== Materials provided ==
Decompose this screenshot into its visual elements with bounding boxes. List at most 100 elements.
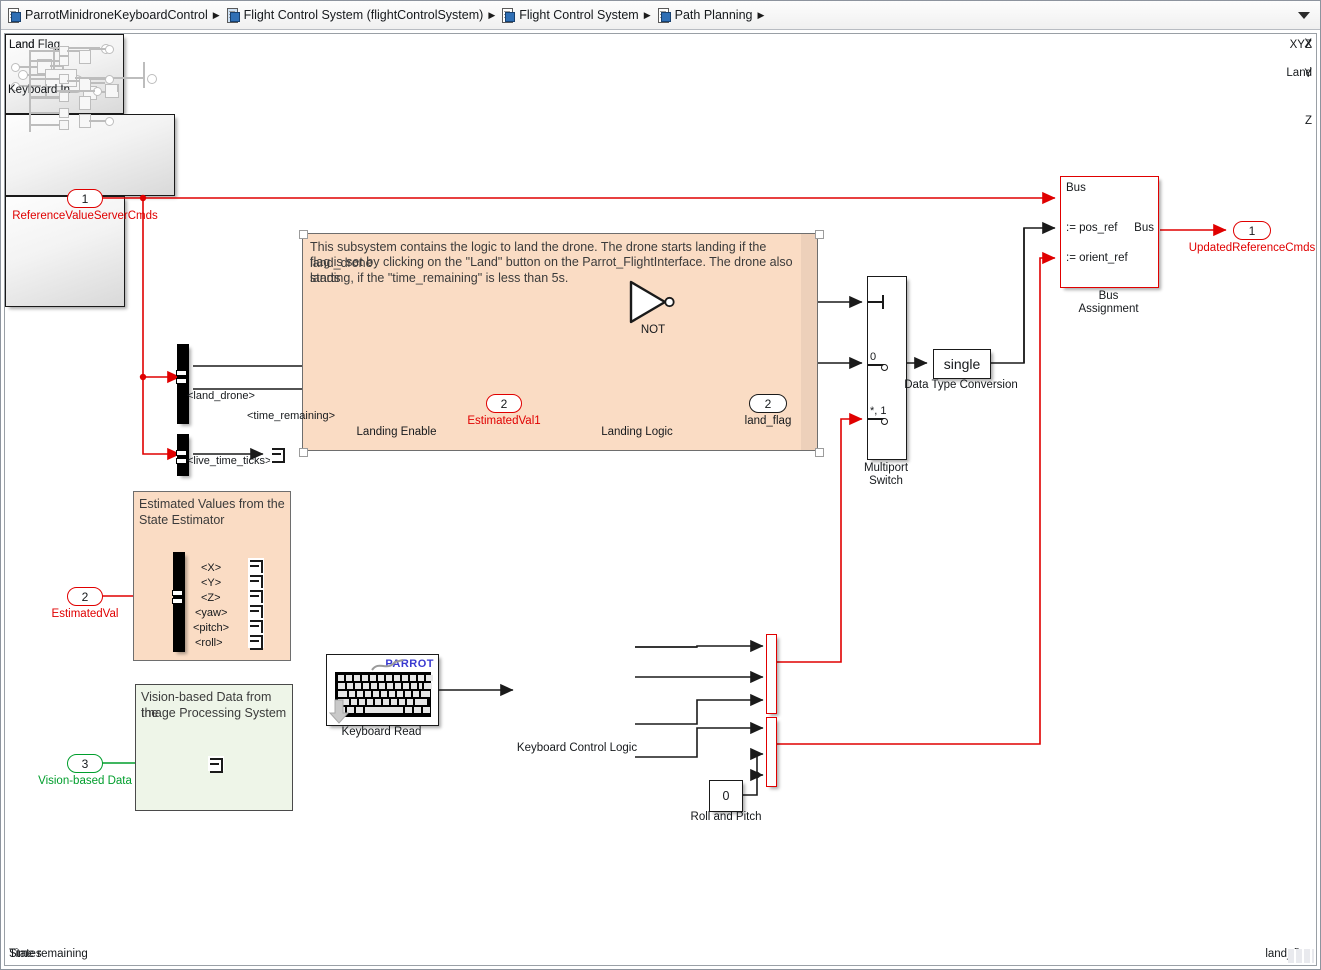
block-multiport-switch[interactable]: 0 *, 1 (867, 276, 907, 460)
breadcrumb-separator-icon: ▶ (488, 10, 495, 21)
port-label-orient-ref: := orient_ref (1066, 252, 1128, 264)
region-resize-handle-top-right[interactable] (815, 230, 824, 239)
estimated-values-annotation-region[interactable]: Estimated Values from the State Estimato… (133, 491, 291, 661)
block-data-type-conversion[interactable]: single (933, 349, 991, 379)
terminator-pitch[interactable] (248, 618, 264, 633)
inport-referencevalueservercmds[interactable]: 1 (67, 189, 103, 208)
inport-label-vision-based-data: Vision-based Data (15, 775, 155, 788)
block-label-landing-logic: Landing Logic (553, 426, 721, 439)
multiport-switch-port-label-0: 0 (870, 351, 876, 363)
outport-label-updatedreferencecmds: UpdatedReferenceCmds (1177, 242, 1317, 255)
down-arrow-icon (329, 699, 351, 725)
inport-label-estimatedval1: EstimatedVal1 (443, 415, 565, 428)
breadcrumb-label: Path Planning (675, 8, 753, 22)
port-label-z: Z (1305, 115, 1312, 127)
subsystem-icon (657, 8, 671, 22)
region-resize-handle-bottom-right[interactable] (815, 448, 824, 457)
inport-number: 2 (82, 590, 89, 604)
bus-selector-land-signals[interactable] (177, 344, 189, 424)
breadcrumb[interactable]: ParrotMinidroneKeyboardControl ▶ Flight … (1, 1, 1321, 30)
signal-label-time-remaining: <time_remaining> (247, 410, 335, 422)
breadcrumb-label: ParrotMinidroneKeyboardControl (25, 8, 208, 22)
annotation-text-line-2: Image Processing System (141, 706, 286, 722)
region-resize-handle-bottom-left[interactable] (299, 448, 308, 457)
block-label-data-type-conversion: Data Type Conversion (901, 379, 1021, 392)
block-not-gate[interactable] (627, 279, 679, 325)
inport-vision-based-data[interactable]: 3 (67, 754, 103, 773)
region-resize-handle-top-left[interactable] (299, 230, 308, 239)
signal-label-live-time-ticks: <live_time_ticks> (187, 455, 271, 467)
breadcrumb-separator-icon: ▶ (644, 10, 651, 21)
constant-value: 0 (723, 789, 730, 803)
outport-land-flag[interactable]: 2 (749, 394, 787, 413)
inport-number: 3 (82, 757, 89, 771)
signal-label-y: <Y> (201, 577, 221, 589)
inport-label-referencevalueservercmds: ReferenceValueServerCmds (4, 210, 170, 223)
breadcrumb-item-flight-control-system[interactable]: Flight Control System ▶ (501, 1, 656, 30)
chevron-down-icon[interactable] (1298, 12, 1310, 19)
signal-label-land-drone: <land_drone> (187, 390, 255, 402)
signal-label-roll: <roll> (195, 637, 223, 649)
inport-number: 1 (82, 192, 89, 206)
bus-selector-estimated-values[interactable] (173, 552, 185, 652)
breadcrumb-label: Flight Control System (flightControlSyst… (244, 8, 484, 22)
outport-updatedreferencecmds[interactable]: 1 (1233, 221, 1271, 240)
block-vector-concatenate-orientation[interactable] (766, 717, 777, 787)
data-type-conversion-value: single (944, 356, 981, 372)
terminator-vision-data[interactable] (208, 756, 224, 771)
block-vector-concatenate-position[interactable] (766, 634, 777, 714)
block-label-bus-assignment-line1: Bus (1060, 290, 1157, 303)
signal-label-x: <X> (201, 562, 221, 574)
outport-label-land-flag: land_flag (725, 415, 811, 428)
model-icon (7, 8, 21, 22)
port-label-y: Y (1304, 68, 1312, 80)
breadcrumb-separator-icon: ▶ (213, 10, 220, 21)
subsystem-icon (501, 8, 515, 22)
resize-grip[interactable] (1288, 949, 1314, 963)
block-label-multiport-switch-line1: Multiport (846, 462, 926, 475)
breadcrumb-item-flight-control-system-reference[interactable]: Flight Control System (flightControlSyst… (226, 1, 502, 30)
port-label-bus-in: Bus (1066, 182, 1086, 194)
annotation-text-line-3: landing, if the "time_remaining" is less… (310, 271, 568, 287)
inport-estimatedval[interactable]: 2 (67, 587, 103, 606)
block-label-landing-enable: Landing Enable (338, 426, 455, 439)
terminator-z[interactable] (248, 588, 264, 603)
inport-estimatedval1[interactable]: 2 (486, 394, 522, 413)
port-label-pos-ref: := pos_ref (1066, 222, 1117, 234)
breadcrumb-label: Flight Control System (519, 8, 638, 22)
signal-label-yaw: <yaw> (195, 607, 227, 619)
block-roll-and-pitch-constant[interactable]: 0 (709, 780, 743, 812)
breadcrumb-item-path-planning[interactable]: Path Planning ▶ (657, 1, 771, 30)
signal-label-pitch: <pitch> (193, 622, 229, 634)
breadcrumb-item-parrotminidronekeyboardcontrol[interactable]: ParrotMinidroneKeyboardControl ▶ (7, 1, 226, 30)
block-label-multiport-switch-line2: Switch (846, 475, 926, 488)
inport-label-estimatedval: EstimatedVal (25, 608, 145, 621)
block-keyboard-read[interactable]: PARROT (326, 654, 439, 726)
port-label-states: States (9, 948, 42, 960)
vision-data-annotation-region[interactable]: Vision-based Data from the Image Process… (135, 684, 293, 811)
block-label-keyboard-read: Keyboard Read (326, 726, 437, 739)
block-label-keyboard-control-logic: Keyboard Control Logic (503, 742, 651, 755)
annotation-text-line-1: Estimated Values from the (139, 497, 285, 513)
breadcrumb-separator-icon: ▶ (757, 10, 764, 21)
block-bus-assignment[interactable]: Bus := pos_ref := orient_ref Bus (1060, 176, 1159, 288)
outport-number: 1 (1249, 224, 1256, 238)
multiport-switch-port-label-1: *, 1 (870, 405, 887, 417)
port-label-bus-out: Bus (1134, 222, 1154, 234)
inport-number: 2 (501, 397, 508, 411)
terminator-yaw[interactable] (248, 603, 264, 618)
signal-label-z: <Z> (201, 592, 221, 604)
subsystem-reference-icon (226, 8, 240, 22)
annotation-text-line-2: State Estimator (139, 513, 224, 529)
block-label-not-gate: NOT (615, 324, 691, 337)
block-label-roll-and-pitch: Roll and Pitch (681, 811, 771, 824)
terminator-x[interactable] (248, 558, 264, 573)
terminator-y[interactable] (248, 573, 264, 588)
block-label-bus-assignment-line2: Assignment (1060, 303, 1157, 316)
model-canvas[interactable]: This subsystem contains the logic to lan… (4, 33, 1317, 966)
terminator-live-time-ticks[interactable] (270, 446, 286, 461)
outport-number: 2 (765, 397, 772, 411)
simulink-editor-window: ParrotMinidroneKeyboardControl ▶ Flight … (0, 0, 1321, 970)
port-label-x: X (1304, 38, 1312, 50)
terminator-roll[interactable] (248, 633, 264, 648)
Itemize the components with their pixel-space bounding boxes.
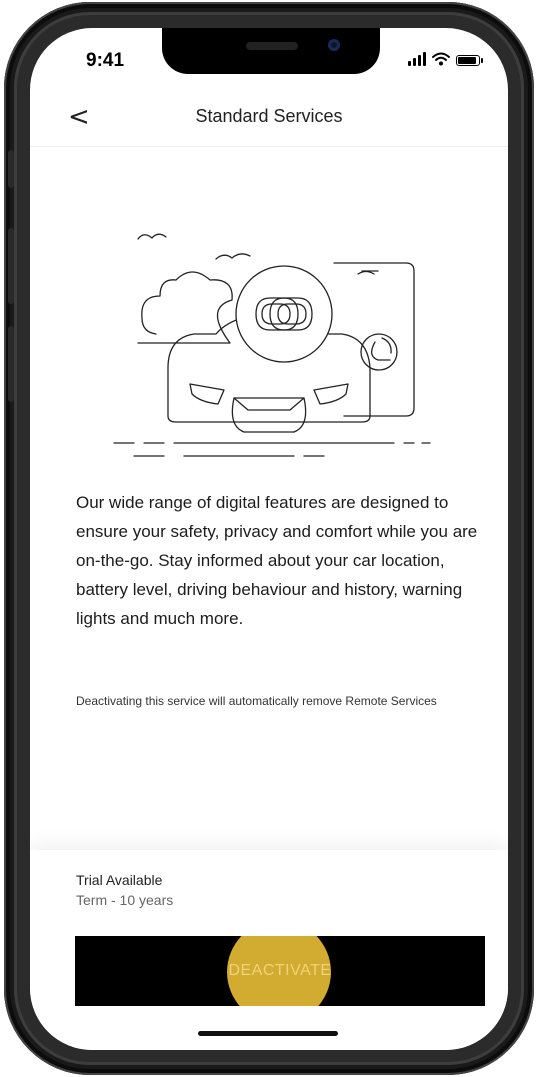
===
> **The task**
Please repeat the lines from the one with "block-multiport-switch[interactable]: 0 *, 1" up to and including the one with "outport-land-flag[interactable]: 2 (749, 394, 787, 413)", copying each exactly.

> **Reply**
block-multiport-switch[interactable]: 0 *, 1 (867, 276, 907, 460)
breadcrumb-separator-icon: ▶ (488, 10, 495, 21)
port-label-orient-ref: := orient_ref (1066, 252, 1128, 264)
region-resize-handle-top-right[interactable] (815, 230, 824, 239)
estimated-values-annotation-region[interactable]: Estimated Values from the State Estimato… (133, 491, 291, 661)
block-data-type-conversion[interactable]: single (933, 349, 991, 379)
terminator-pitch[interactable] (248, 618, 264, 633)
inport-referencevalueservercmds[interactable]: 1 (67, 189, 103, 208)
inport-label-vision-based-data: Vision-based Data (15, 775, 155, 788)
block-label-landing-logic: Landing Logic (553, 426, 721, 439)
multiport-switch-port-label-0: 0 (870, 351, 876, 363)
outport-label-updatedreferencecmds: UpdatedReferenceCmds (1177, 242, 1317, 255)
down-arrow-icon (329, 699, 351, 725)
inport-label-estimatedval1: EstimatedVal1 (443, 415, 565, 428)
breadcrumb-label: Path Planning (675, 8, 753, 22)
port-label-z: Z (1305, 115, 1312, 127)
subsystem-icon (657, 8, 671, 22)
region-resize-handle-bottom-right[interactable] (815, 448, 824, 457)
inport-number: 2 (82, 590, 89, 604)
bus-selector-land-signals[interactable] (177, 344, 189, 424)
breadcrumb[interactable]: ParrotMinidroneKeyboardControl ▶ Flight … (1, 1, 1321, 30)
signal-label-time-remaining: <time_remaining> (247, 410, 335, 422)
breadcrumb-label: ParrotMinidroneKeyboardControl (25, 8, 208, 22)
annotation-text-line-2: Image Processing System (141, 706, 286, 722)
region-resize-handle-bottom-left[interactable] (299, 448, 308, 457)
block-label-data-type-conversion: Data Type Conversion (901, 379, 1021, 392)
block-not-gate[interactable] (627, 279, 679, 325)
inport-vision-based-data[interactable]: 3 (67, 754, 103, 773)
region-resize-handle-top-left[interactable] (299, 230, 308, 239)
signal-label-live-time-ticks: <live_time_ticks> (187, 455, 271, 467)
breadcrumb-separator-icon: ▶ (644, 10, 651, 21)
constant-value: 0 (723, 789, 730, 803)
outport-land-flag[interactable]: 2 (749, 394, 787, 413)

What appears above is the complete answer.